## SET PROBLEM
Give back only the lines between the one holding "product-stock: (库存989): [59, 869, 114, 883]" and the one holding "check-circle-icon[interactable]: ✓: [468, 325, 486, 344]", inclusive, swapping "coupon" for "discount" and leaving everything else unchanged.

## INPUT ROWS
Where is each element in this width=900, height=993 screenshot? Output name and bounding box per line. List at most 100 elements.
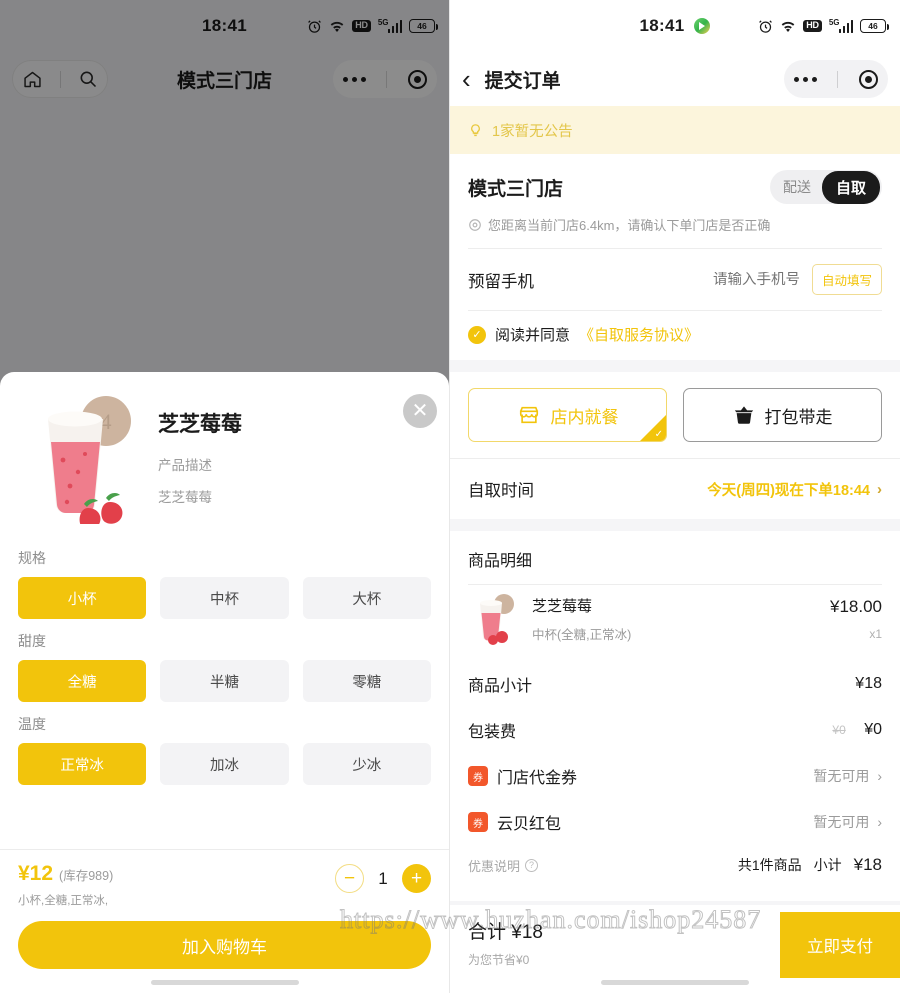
product-stock: (库存989): [59, 869, 114, 883]
announcement-banner[interactable]: 1家暂无公告: [450, 106, 900, 154]
plus-icon[interactable]: +: [402, 864, 431, 893]
selection-summary: 小杯,全糖,正常冰,: [18, 895, 109, 907]
right-nav-bar: ‹ 提交订单: [450, 52, 900, 106]
status-time-right: 18:41: [639, 16, 685, 35]
right-phone-panel: 18:41 HD 5G 46 ‹ 提交订单 1家暂无公告 模式三门店 配送 自取…: [450, 0, 900, 993]
product-image: 4: [18, 394, 148, 524]
check-icon: ✓: [654, 429, 663, 440]
goods-info: 芝芝莓莓 中杯(全糖,正常冰): [532, 595, 818, 643]
store-icon: [517, 404, 541, 426]
coupon-status-redpacket: 暂无可用: [813, 814, 870, 830]
option-size-large[interactable]: 大杯: [302, 577, 431, 619]
status-icons-right: HD 5G 46: [758, 0, 889, 52]
pickup-time-row[interactable]: 自取时间 今天(周四)现在下单18:44 ›: [450, 459, 900, 519]
coupon-value-voucher: 暂无可用 ›: [813, 766, 882, 786]
check-circle-icon[interactable]: ✓: [468, 325, 486, 344]
order-mode-switch-right[interactable]: 配送 自取: [769, 170, 882, 204]
signal-bars-icon: [838, 19, 853, 33]
option-sweetness-half[interactable]: 半糖: [160, 660, 289, 702]
quantity-value: 1: [378, 868, 388, 888]
fee-row-packaging: 包装费 ¥0 ¥0: [450, 707, 900, 753]
product-info: 芝芝莓莓 产品描述 芝芝莓莓: [148, 394, 242, 524]
tab-delivery-right[interactable]: 配送: [772, 177, 822, 197]
option-row-size: 小杯 中杯 大杯: [18, 577, 431, 619]
right-page-title: 提交订单: [484, 70, 561, 92]
product-options: 规格 小杯 中杯 大杯 甜度 全糖 半糖 零糖 温度 正常冰 加冰 少冰: [0, 530, 449, 849]
goods-price-block: ¥18.00 x1: [830, 597, 882, 641]
dine-in-button[interactable]: 店内就餐 ✓: [468, 388, 667, 442]
minus-icon[interactable]: −: [335, 864, 364, 893]
add-to-cart-button[interactable]: 加入购物车: [18, 921, 431, 969]
fee-original-packaging: ¥0: [832, 723, 846, 737]
quantity-stepper: − 1 +: [335, 864, 431, 893]
target-icon[interactable]: [858, 69, 878, 89]
tab-pickup-right[interactable]: 自取: [821, 170, 880, 204]
product-price: ¥12: [18, 862, 54, 885]
chevron-right-icon: ›: [877, 768, 882, 784]
dining-card: 店内就餐 ✓ 打包带走 自取时间 今天(周四)现在下单18:44 ›: [450, 372, 900, 519]
option-group-sweetness: 甜度 全糖 半糖 零糖: [18, 631, 431, 702]
coupon-row-redpacket[interactable]: 券 云贝红包 暂无可用 ›: [450, 799, 900, 845]
coupon-icon: 券: [468, 766, 488, 786]
agreement-text: 阅读并同意: [495, 327, 571, 344]
option-temp-less-ice[interactable]: 少冰: [302, 743, 431, 785]
coupon-label-redpacket: 券 云贝红包: [468, 810, 561, 834]
fee-value-packaging: ¥0: [864, 721, 882, 738]
agreement-link[interactable]: 《自取服务协议》: [579, 324, 699, 345]
pickup-time-label: 自取时间: [468, 482, 534, 500]
product-desc-value: 芝芝莓莓: [158, 490, 212, 505]
pickup-time-value-wrap: 今天(周四)现在下单18:44 ›: [707, 479, 882, 500]
option-size-small[interactable]: 小杯: [18, 577, 147, 619]
agreement-row[interactable]: ✓ 阅读并同意 《自取服务协议》: [450, 311, 900, 360]
option-size-medium[interactable]: 中杯: [160, 577, 289, 619]
store-block: 模式三门店 配送 自取 您距离当前门店6.4km，请确认下单门店是否正确: [450, 154, 900, 248]
battery-level: 46: [868, 21, 878, 31]
option-temp-normal-ice[interactable]: 正常冰: [18, 743, 147, 785]
autofill-button[interactable]: 自动填写: [811, 264, 882, 295]
goods-section-title: 商品明细: [468, 553, 533, 570]
option-group-temperature: 温度 正常冰 加冰 少冰: [18, 714, 431, 785]
back-chevron-icon[interactable]: ‹: [462, 66, 471, 92]
phone-input[interactable]: [659, 271, 800, 288]
pickup-time-value: 今天(周四)现在下单18:44: [707, 482, 870, 499]
promo-explain[interactable]: 优惠说明 ?: [468, 856, 539, 875]
price-and-stepper-row: ¥12 (库存989) 小杯,全糖,正常冰, − 1 +: [18, 862, 431, 908]
takeaway-button[interactable]: 打包带走: [683, 388, 882, 442]
coupon-name-redpacket: 云贝红包: [497, 816, 562, 833]
section-gap-2: [450, 519, 900, 531]
option-group-size: 规格 小杯 中杯 大杯: [18, 548, 431, 619]
info-icon[interactable]: ?: [525, 858, 539, 872]
coupon-icon: 券: [468, 812, 488, 832]
product-detail-modal: 4 芝芝莓莓 产品描述 芝芝莓莓 ✕ 规格 小杯 中杯 大杯 甜度 全糖 半糖 …: [0, 372, 449, 993]
table-row: 芝芝莓莓 中杯(全糖,正常冰) ¥18.00 x1: [450, 585, 900, 661]
coupon-name-voucher: 门店代金券: [497, 770, 578, 787]
option-sweetness-zero[interactable]: 零糖: [302, 660, 431, 702]
goods-card: 商品明细 芝芝莓莓 中杯(全糖,正常冰) ¥18.00 x1 商品小计 ¥18 …: [450, 531, 900, 901]
coupon-label-voucher: 券 门店代金券: [468, 764, 577, 788]
promo-explain-label: 优惠说明: [468, 858, 521, 874]
option-label-temperature: 温度: [18, 716, 46, 732]
network-type-label: 5G: [828, 17, 840, 27]
store-distance-note: 您距离当前门店6.4km，请确认下单门店是否正确: [468, 215, 882, 234]
phone-row[interactable]: 预留手机 自动填写: [450, 249, 900, 310]
option-row-temperature: 正常冰 加冰 少冰: [18, 743, 431, 785]
close-icon[interactable]: ✕: [403, 394, 437, 428]
option-sweetness-full[interactable]: 全糖: [18, 660, 147, 702]
battery-icon: 46: [860, 19, 889, 33]
coupon-row-voucher[interactable]: 券 门店代金券 暂无可用 ›: [450, 753, 900, 799]
price-block: ¥12 (库存989) 小杯,全糖,正常冰,: [18, 862, 113, 908]
more-dots-icon[interactable]: [794, 76, 818, 82]
wechat-capsule-right[interactable]: [784, 60, 888, 98]
app-screenshot: 18:41 HD 5G 46 模式三门店 4 芝芝莓莓 产品描述 芝芝莓莓 ✕ …: [0, 0, 900, 993]
store-distance-text: 您距离当前门店6.4km，请确认下单门店是否正确: [488, 218, 771, 233]
media-play-icon: [694, 18, 711, 34]
capsule-divider-3: [837, 70, 839, 88]
pay-now-button[interactable]: 立即支付: [780, 912, 900, 978]
promo-count: 共1件商品: [737, 857, 802, 873]
pay-total-value: ¥18: [511, 921, 543, 943]
store-name-right: 模式三门店: [468, 178, 564, 200]
fee-value-packaging-wrap: ¥0 ¥0: [832, 721, 882, 739]
coupon-value-redpacket: 暂无可用 ›: [813, 812, 882, 832]
option-temp-extra-ice[interactable]: 加冰: [160, 743, 289, 785]
product-desc-label: 产品描述: [158, 458, 212, 473]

## EXPECTED ANSWER
product-stock: (库存989): [59, 869, 114, 883]
announcement-banner[interactable]: 1家暂无公告: [450, 106, 900, 154]
plus-icon[interactable]: +: [402, 864, 431, 893]
selection-summary: 小杯,全糖,正常冰,: [18, 895, 109, 907]
right-nav-bar: ‹ 提交订单: [450, 52, 900, 106]
status-time-right: 18:41: [639, 16, 685, 35]
right-phone-panel: 18:41 HD 5G 46 ‹ 提交订单 1家暂无公告 模式三门店 配送 自取…: [450, 0, 900, 993]
product-image: 4: [18, 394, 148, 524]
check-icon: ✓: [654, 429, 663, 440]
goods-info: 芝芝莓莓 中杯(全糖,正常冰): [532, 595, 818, 643]
store-icon: [517, 404, 541, 426]
discount-status-redpacket: 暂无可用: [813, 814, 870, 830]
option-size-large[interactable]: 大杯: [302, 577, 431, 619]
status-icons-right: HD 5G 46: [758, 0, 889, 52]
pickup-time-row[interactable]: 自取时间 今天(周四)现在下单18:44 ›: [450, 459, 900, 519]
discount-value-voucher: 暂无可用 ›: [813, 766, 882, 786]
check-circle-icon[interactable]: ✓: [468, 325, 486, 344]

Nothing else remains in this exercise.